Objective: Print all of the data exactly as written.

>>>

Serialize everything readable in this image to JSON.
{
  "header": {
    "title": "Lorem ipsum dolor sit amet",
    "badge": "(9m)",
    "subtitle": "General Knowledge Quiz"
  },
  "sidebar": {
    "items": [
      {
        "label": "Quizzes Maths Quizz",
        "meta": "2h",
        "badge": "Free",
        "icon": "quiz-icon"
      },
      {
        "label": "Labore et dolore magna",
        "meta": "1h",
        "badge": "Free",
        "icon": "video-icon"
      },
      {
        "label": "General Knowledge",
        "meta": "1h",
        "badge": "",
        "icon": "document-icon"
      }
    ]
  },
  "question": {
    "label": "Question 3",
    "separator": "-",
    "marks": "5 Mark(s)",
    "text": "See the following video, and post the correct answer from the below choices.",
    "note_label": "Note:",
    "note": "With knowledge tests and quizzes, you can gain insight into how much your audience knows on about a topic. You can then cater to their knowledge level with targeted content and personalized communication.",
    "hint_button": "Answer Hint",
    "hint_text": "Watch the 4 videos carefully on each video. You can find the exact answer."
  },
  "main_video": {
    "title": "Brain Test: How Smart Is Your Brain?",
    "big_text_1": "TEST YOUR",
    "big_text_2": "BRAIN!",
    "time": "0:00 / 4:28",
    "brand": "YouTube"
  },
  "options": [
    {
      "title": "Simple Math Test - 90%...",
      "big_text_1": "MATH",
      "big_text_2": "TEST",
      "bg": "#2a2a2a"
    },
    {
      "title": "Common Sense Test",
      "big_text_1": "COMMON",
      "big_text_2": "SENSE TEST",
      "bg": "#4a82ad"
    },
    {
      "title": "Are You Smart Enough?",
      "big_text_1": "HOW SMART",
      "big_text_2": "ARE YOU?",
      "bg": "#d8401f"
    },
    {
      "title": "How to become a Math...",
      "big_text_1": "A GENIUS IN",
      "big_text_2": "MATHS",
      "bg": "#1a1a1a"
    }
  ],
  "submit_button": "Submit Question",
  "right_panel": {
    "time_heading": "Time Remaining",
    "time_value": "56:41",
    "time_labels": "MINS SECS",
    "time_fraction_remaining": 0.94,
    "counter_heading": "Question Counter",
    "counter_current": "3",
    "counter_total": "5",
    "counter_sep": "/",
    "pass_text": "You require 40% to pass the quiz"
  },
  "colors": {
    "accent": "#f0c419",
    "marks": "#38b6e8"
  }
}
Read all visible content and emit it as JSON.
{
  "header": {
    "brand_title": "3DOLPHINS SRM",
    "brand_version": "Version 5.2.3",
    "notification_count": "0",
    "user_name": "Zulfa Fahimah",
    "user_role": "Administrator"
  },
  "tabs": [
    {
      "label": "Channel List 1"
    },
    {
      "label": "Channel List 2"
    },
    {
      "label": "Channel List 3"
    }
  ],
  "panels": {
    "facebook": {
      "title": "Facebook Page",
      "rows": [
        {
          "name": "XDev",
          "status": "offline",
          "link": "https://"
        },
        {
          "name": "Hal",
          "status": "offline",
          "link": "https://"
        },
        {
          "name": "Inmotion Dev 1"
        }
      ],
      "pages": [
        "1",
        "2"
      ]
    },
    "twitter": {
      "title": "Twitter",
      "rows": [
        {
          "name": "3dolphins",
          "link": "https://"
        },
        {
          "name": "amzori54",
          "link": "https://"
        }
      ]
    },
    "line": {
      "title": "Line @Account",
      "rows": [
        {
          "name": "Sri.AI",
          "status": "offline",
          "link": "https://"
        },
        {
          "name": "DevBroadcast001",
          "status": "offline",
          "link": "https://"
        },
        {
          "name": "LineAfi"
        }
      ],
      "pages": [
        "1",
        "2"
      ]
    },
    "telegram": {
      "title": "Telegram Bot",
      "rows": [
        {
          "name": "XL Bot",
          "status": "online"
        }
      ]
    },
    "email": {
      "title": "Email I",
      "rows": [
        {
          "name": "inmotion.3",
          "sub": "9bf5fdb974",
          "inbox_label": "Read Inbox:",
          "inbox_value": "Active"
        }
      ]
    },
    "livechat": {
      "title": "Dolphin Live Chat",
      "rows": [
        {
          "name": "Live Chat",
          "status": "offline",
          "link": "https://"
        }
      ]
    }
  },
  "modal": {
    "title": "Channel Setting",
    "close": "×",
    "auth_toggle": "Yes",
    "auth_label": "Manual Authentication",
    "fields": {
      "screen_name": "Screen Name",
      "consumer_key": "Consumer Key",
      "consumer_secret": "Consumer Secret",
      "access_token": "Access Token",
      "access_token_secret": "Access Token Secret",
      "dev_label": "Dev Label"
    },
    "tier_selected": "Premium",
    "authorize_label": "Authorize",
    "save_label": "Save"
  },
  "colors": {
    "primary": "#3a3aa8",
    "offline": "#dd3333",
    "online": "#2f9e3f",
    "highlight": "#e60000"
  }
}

<<<

Task result:
Serialize everything readable in this image to JSON.
{
  "header": {
    "title": "Lorem ipsum dolor sit amet",
    "badge": "(9m)",
    "subtitle": "General Knowledge Quiz"
  },
  "sidebar": {
    "items": [
      {
        "label": "Quizzes Maths Quizz",
        "meta": "2h",
        "badge": "Free",
        "icon": "quiz-icon"
      },
      {
        "label": "Labore et dolore magna",
        "meta": "1h",
        "badge": "Free",
        "icon": "video-icon"
      },
      {
        "label": "General Knowledge",
        "meta": "1h",
        "badge": "",
        "icon": "document-icon"
      }
    ]
  },
  "question": {
    "label": "Question 3",
    "separator": "-",
    "marks": "5 Mark(s)",
    "text": "See the following video, and post the correct answer from the below choices.",
    "note_label": "Note:",
    "note": "With knowledge tests and quizzes, you can gain insight into how much your audience knows on about a topic. You can then cater to their knowledge level with targeted content and personalized communication.",
    "hint_button": "Answer Hint",
    "hint_text": "Watch the 4 videos carefully on each video. You can find the exact answer."
  },
  "main_video": {
    "title": "Brain Test: How Smart Is Your Brain?",
    "big_text_1": "TEST YOUR",
    "big_text_2": "BRAIN!",
    "time": "0:00 / 4:28",
    "brand": "YouTube"
  },
  "options": [
    {
      "title": "Simple Math Test - 90%...",
      "big_text_1": "MATH",
      "big_text_2": "TEST",
      "bg": "#2a2a2a"
    },
    {
      "title": "Common Sense Test",
      "big_text_1": "COMMON",
      "big_text_2": "SENSE TEST",
      "bg": "#4a82ad"
    },
    {
      "title": "Are You Smart Enough?",
      "big_text_1": "HOW SMART",
      "big_text_2": "ARE YOU?",
      "bg": "#d8401f"
    },
    {
      "title": "How to become a Math...",
      "big_text_1": "A GENIUS IN",
      "big_text_2": "MATHS",
      "bg": "#1a1a1a"
    }
  ],
  "submit_button": "Submit Question",
  "right_panel": {
    "time_heading": "Time Remaining",
    "time_value": "56:41",
    "time_labels": "MINS SECS",
    "time_fraction_remaining": 0.94,
    "counter_heading": "Question Counter",
    "counter_current": "3",
    "counter_total": "5",
    "counter_sep": "/",
    "pass_text": "You require 40% to pass the quiz"
  },
  "colors": {
    "accent": "#f0c419",
    "marks": "#38b6e8"
  }
}
Read all visible content and emit it as JSON.
{
  "header": {
    "brand_title": "3DOLPHINS SRM",
    "brand_version": "Version 5.2.3",
    "notification_count": "0",
    "user_name": "Zulfa Fahimah",
    "user_role": "Administrator"
  },
  "tabs": [
    {
      "label": "Channel List 1"
    },
    {
      "label": "Channel List 2"
    },
    {
      "label": "Channel List 3"
    }
  ],
  "panels": {
    "facebook": {
      "title": "Facebook Page",
      "rows": [
        {
          "name": "XDev",
          "status": "offline",
          "link": "https://"
        },
        {
          "name": "Hal",
          "status": "offline",
          "link": "https://"
        },
        {
          "name": "Inmotion Dev 1"
        }
      ],
      "pages": [
        "1",
        "2"
      ]
    },
    "twitter": {
      "title": "Twitter",
      "rows": [
        {
          "name": "3dolphins",
          "link": "https://"
        },
        {
          "name": "amzori54",
          "link": "https://"
        }
      ]
    },
    "line": {
      "title": "Line @Account",
      "rows": [
        {
          "name": "Sri.AI",
          "status": "offline",
          "link": "https://"
        },
        {
          "name": "DevBroadcast001",
          "status": "offline",
          "link": "https://"
        },
        {
          "name": "LineAfi"
        }
      ],
      "pages": [
        "1",
        "2"
      ]
    },
    "telegram": {
      "title": "Telegram Bot",
      "rows": [
        {
          "name": "XL Bot",
          "status": "online"
        }
      ]
    },
    "email": {
      "title": "Email I",
      "rows": [
        {
          "name": "inmotion.3",
          "sub": "9bf5fdb974",
          "inbox_label": "Read Inbox:",
          "inbox_value": "Active"
        }
      ]
    },
    "livechat": {
      "title": "Dolphin Live Chat",
      "rows": [
        {
          "name": "Live Chat",
          "status": "offline",
          "link": "https://"
        }
      ]
    }
  },
  "modal": {
    "title": "Channel Setting",
    "close": "×",
    "auth_toggle": "Yes",
    "auth_label": "Manual Authentication",
    "fields": {
      "screen_name": "Screen Name",
      "consumer_key": "Consumer Key",
      "consumer_secret": "Consumer Secret",
      "access_token": "Access Token",
      "access_token_secret": "Access Token Secret",
      "dev_label": "Dev Label"
    },
    "tier_selected": "Premium",
    "authorize_label": "Authorize",
    "save_label": "Save"
  },
  "colors": {
    "primary": "#3a3aa8",
    "offline": "#dd3333",
    "online": "#2f9e3f",
    "highlight": "#e60000"
  }
}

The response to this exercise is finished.